Tarefa: Edite os registros desde o início até a linha que contém "air-hole (68, 348, 76, 356)", inclusive, substituindo "field-lobe" por "mode-lobe" em todas as ocorrências e mantendo todo o resto inalterado. Devolva somente essas linhas.

Registros da tarefa:
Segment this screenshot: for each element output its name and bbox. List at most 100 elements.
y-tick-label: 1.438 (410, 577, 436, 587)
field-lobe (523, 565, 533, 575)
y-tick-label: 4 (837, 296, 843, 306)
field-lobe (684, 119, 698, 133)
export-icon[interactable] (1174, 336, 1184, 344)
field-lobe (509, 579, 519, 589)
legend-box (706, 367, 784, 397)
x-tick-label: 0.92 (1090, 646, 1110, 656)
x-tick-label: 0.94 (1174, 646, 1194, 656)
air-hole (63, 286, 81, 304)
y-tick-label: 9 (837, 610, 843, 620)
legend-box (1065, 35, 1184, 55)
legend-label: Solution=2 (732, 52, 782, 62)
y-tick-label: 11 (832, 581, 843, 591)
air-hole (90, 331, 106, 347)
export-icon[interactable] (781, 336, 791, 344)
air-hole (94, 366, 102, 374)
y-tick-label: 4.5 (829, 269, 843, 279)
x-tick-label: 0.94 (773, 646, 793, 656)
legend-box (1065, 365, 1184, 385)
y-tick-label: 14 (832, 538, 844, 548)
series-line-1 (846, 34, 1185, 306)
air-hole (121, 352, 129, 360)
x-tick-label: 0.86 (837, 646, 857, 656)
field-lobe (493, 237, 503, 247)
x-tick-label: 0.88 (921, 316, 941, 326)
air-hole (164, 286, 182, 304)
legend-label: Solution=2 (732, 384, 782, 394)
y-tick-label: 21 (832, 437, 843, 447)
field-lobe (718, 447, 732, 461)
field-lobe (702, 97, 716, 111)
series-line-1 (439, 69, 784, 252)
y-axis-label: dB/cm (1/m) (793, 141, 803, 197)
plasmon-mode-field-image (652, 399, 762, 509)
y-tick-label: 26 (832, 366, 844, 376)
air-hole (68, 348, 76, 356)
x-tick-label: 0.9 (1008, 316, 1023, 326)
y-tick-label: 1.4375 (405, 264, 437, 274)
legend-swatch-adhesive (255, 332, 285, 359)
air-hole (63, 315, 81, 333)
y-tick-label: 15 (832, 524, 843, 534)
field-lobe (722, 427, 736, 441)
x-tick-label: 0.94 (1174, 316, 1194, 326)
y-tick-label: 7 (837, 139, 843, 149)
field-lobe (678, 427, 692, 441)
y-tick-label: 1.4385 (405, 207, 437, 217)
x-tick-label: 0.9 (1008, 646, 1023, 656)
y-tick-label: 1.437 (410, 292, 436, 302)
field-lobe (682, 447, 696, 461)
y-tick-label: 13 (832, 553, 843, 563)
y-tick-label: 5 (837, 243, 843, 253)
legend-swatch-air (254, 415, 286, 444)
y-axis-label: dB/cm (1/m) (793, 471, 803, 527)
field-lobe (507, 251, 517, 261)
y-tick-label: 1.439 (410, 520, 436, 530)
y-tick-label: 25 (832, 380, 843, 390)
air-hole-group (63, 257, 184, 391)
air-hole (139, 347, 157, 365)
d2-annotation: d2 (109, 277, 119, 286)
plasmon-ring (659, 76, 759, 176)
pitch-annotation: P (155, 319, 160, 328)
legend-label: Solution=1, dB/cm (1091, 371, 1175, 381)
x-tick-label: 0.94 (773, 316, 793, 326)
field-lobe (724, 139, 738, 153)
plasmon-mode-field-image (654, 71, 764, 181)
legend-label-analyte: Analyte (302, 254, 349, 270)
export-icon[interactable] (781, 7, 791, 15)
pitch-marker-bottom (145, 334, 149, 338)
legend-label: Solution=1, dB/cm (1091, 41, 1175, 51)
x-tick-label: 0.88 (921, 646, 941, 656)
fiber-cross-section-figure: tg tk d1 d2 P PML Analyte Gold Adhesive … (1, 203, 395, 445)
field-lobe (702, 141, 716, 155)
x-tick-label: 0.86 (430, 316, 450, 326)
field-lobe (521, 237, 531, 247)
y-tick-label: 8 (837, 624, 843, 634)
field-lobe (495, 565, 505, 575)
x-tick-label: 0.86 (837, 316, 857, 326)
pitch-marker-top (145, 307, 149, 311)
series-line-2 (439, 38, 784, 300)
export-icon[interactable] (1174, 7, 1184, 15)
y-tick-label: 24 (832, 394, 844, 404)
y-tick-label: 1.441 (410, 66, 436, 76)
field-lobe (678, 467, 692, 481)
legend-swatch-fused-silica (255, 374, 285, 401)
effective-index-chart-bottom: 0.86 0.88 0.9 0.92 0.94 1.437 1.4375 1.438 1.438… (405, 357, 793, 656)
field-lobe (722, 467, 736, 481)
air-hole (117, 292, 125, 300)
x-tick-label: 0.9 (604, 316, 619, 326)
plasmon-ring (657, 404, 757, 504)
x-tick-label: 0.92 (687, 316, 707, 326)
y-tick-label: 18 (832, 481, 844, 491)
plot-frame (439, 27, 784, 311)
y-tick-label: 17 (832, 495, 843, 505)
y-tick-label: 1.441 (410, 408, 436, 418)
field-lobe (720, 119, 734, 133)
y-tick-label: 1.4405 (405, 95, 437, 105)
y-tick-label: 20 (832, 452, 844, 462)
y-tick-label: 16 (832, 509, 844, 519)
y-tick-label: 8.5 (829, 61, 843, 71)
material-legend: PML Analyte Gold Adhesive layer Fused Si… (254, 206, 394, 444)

Resultado do exercício:
Segment this screenshot: for each element output its name and bbox. List at most 100 elements.
y-tick-label: 1.438 (410, 577, 436, 587)
mode-lobe (523, 565, 533, 575)
y-tick-label: 4 (837, 296, 843, 306)
mode-lobe (684, 119, 698, 133)
export-icon[interactable] (1174, 336, 1184, 344)
mode-lobe (509, 579, 519, 589)
legend-box (706, 367, 784, 397)
x-tick-label: 0.92 (1090, 646, 1110, 656)
x-tick-label: 0.94 (1174, 646, 1194, 656)
air-hole (63, 286, 81, 304)
y-tick-label: 9 (837, 610, 843, 620)
legend-box (1065, 35, 1184, 55)
legend-label: Solution=2 (732, 52, 782, 62)
y-tick-label: 11 (832, 581, 843, 591)
air-hole (90, 331, 106, 347)
export-icon[interactable] (781, 336, 791, 344)
air-hole (94, 366, 102, 374)
y-tick-label: 4.5 (829, 269, 843, 279)
x-tick-label: 0.94 (773, 646, 793, 656)
legend-box (1065, 365, 1184, 385)
y-tick-label: 14 (832, 538, 844, 548)
series-line-1 (846, 34, 1185, 306)
air-hole (121, 352, 129, 360)
x-tick-label: 0.86 (837, 646, 857, 656)
mode-lobe (493, 237, 503, 247)
x-tick-label: 0.88 (921, 316, 941, 326)
air-hole (164, 286, 182, 304)
legend-label: Solution=2 (732, 384, 782, 394)
y-tick-label: 21 (832, 437, 843, 447)
mode-lobe (718, 447, 732, 461)
mode-lobe (702, 97, 716, 111)
series-line-1 (439, 69, 784, 252)
y-axis-label: dB/cm (1/m) (793, 141, 803, 197)
plasmon-mode-field-image (652, 399, 762, 509)
y-tick-label: 26 (832, 366, 844, 376)
air-hole (68, 348, 76, 356)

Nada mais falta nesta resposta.